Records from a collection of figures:

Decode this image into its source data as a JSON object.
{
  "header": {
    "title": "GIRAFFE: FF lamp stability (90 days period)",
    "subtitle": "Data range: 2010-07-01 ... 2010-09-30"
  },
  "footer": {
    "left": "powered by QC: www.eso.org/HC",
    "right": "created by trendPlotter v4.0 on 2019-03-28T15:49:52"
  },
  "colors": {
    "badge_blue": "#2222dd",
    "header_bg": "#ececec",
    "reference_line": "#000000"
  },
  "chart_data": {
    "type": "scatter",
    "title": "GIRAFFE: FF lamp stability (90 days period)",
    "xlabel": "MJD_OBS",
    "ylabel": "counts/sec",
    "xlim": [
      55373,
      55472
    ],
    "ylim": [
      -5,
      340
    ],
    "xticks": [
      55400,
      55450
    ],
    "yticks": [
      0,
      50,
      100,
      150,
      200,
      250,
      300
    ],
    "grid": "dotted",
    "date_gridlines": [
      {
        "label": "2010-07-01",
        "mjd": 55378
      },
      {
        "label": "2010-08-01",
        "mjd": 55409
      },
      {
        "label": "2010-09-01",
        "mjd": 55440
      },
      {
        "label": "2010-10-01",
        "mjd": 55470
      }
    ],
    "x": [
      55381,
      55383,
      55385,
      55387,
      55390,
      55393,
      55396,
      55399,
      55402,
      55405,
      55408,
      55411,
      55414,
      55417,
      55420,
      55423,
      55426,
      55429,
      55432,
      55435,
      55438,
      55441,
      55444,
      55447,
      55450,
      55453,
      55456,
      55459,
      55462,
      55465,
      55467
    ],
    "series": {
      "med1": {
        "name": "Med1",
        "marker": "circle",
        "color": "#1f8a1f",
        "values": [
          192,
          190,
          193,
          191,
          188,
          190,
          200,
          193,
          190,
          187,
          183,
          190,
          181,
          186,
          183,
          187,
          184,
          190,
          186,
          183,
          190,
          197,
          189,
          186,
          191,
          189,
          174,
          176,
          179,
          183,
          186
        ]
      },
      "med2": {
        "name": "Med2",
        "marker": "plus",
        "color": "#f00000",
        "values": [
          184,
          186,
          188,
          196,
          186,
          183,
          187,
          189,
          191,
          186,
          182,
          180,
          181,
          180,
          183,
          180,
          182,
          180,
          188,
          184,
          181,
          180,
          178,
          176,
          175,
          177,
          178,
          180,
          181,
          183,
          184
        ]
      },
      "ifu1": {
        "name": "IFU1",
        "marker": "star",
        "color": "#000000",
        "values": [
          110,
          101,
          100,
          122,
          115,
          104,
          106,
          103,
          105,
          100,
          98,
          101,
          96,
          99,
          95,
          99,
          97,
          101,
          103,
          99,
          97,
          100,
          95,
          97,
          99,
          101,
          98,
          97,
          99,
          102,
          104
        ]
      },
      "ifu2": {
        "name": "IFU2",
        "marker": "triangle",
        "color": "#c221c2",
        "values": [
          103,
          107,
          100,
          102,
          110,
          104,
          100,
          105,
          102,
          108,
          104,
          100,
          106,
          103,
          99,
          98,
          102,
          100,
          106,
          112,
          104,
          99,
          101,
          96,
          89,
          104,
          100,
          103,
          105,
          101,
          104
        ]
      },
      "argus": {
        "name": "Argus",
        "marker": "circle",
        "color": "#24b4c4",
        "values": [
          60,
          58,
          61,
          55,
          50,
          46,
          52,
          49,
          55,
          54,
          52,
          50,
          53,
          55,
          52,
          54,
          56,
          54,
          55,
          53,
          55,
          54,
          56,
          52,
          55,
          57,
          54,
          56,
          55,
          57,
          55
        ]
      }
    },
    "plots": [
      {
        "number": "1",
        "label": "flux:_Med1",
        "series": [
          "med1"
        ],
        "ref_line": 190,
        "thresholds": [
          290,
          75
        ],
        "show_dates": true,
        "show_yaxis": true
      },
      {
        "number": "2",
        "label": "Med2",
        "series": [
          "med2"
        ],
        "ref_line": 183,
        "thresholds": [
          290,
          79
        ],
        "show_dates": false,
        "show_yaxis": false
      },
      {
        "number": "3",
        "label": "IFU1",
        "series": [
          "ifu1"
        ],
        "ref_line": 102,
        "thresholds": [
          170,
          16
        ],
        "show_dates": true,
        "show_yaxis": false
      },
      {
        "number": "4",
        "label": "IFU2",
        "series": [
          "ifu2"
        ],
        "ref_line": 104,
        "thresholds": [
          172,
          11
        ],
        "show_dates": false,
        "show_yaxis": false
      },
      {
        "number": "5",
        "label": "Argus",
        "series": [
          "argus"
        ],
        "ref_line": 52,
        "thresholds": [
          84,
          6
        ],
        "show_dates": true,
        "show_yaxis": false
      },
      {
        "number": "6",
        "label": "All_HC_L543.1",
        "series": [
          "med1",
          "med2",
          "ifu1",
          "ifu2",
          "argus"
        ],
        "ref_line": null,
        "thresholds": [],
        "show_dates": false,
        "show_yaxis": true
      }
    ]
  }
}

[Exercise details] Select the lines in this material that hold the word "name", leaving none out.

[Written solution]
        "name": "Med1",
        "name": "Med2",
        "name": "IFU1",
        "name": "IFU2",
        "name": "Argus",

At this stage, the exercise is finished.